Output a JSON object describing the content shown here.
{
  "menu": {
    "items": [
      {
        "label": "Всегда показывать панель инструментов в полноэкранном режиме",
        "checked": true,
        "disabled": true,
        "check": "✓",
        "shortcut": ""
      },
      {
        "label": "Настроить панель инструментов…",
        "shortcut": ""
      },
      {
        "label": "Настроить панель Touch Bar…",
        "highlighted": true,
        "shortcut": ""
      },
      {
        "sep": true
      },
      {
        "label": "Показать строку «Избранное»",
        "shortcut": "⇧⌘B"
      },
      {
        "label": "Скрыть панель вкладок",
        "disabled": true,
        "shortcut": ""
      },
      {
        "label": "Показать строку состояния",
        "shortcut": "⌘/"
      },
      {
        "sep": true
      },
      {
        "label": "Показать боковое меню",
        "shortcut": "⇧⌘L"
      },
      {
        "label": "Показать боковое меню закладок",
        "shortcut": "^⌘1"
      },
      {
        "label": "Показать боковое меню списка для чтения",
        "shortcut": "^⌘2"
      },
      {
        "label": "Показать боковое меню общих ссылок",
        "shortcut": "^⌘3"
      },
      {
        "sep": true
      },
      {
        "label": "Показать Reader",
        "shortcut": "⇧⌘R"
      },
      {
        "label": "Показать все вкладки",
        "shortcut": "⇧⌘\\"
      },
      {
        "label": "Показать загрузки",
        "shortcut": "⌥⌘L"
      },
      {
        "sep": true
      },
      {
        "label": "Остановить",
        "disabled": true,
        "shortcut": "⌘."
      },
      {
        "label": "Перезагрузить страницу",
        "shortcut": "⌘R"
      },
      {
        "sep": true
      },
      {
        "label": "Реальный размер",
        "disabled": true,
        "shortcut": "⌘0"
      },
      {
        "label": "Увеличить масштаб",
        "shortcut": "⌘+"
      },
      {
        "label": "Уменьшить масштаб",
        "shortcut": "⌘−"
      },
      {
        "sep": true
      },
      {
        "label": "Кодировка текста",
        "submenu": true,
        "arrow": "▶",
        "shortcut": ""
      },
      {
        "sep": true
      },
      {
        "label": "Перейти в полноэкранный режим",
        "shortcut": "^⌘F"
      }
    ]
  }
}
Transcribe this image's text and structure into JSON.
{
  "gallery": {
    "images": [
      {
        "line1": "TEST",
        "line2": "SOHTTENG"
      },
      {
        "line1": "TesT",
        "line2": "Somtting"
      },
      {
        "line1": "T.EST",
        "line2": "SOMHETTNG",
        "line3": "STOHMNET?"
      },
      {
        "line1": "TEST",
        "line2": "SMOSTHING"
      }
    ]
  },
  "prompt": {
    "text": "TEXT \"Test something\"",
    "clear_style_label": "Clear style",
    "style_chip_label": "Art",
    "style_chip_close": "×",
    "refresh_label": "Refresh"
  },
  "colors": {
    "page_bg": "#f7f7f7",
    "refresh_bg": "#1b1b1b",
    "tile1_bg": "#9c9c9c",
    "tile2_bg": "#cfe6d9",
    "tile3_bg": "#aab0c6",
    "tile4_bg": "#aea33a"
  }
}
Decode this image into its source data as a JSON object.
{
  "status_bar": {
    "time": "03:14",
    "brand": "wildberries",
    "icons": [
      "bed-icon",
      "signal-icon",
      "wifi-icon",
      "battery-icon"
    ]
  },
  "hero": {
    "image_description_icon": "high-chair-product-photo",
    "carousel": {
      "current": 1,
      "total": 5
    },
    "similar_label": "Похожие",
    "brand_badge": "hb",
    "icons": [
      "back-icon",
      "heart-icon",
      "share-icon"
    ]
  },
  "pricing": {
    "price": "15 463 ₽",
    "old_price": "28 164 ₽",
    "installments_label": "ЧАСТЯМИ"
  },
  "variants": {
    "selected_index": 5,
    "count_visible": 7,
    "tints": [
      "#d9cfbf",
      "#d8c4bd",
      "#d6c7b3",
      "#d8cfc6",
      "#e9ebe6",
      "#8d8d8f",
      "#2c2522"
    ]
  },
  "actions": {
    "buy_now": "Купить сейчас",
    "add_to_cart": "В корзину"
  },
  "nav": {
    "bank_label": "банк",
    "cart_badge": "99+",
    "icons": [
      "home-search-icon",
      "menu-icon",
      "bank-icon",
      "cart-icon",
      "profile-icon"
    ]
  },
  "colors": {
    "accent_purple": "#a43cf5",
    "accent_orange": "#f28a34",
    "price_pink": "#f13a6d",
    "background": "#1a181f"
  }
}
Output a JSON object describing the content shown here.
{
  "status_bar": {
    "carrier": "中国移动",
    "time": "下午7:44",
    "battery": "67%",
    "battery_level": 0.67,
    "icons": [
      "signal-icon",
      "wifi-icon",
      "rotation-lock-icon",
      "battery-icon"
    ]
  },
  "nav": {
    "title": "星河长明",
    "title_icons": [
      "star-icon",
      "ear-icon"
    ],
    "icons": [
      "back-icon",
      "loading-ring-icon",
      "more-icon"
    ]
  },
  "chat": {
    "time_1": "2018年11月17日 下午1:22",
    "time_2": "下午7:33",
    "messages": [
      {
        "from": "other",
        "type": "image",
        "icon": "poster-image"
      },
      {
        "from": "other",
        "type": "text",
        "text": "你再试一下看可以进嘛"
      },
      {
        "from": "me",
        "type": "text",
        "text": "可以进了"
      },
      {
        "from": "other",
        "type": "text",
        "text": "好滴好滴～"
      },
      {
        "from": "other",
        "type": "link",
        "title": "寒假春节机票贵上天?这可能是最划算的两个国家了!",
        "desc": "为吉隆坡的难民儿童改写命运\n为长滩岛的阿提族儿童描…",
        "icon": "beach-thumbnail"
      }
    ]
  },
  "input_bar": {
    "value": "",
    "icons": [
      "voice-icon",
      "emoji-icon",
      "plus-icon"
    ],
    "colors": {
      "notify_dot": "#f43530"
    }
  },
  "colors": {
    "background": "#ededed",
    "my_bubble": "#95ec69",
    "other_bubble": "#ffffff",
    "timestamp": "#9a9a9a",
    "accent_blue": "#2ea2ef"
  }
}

Task description> Considering only the records above, state the number of lines that include the word "this", with nothing added.

Solution> 2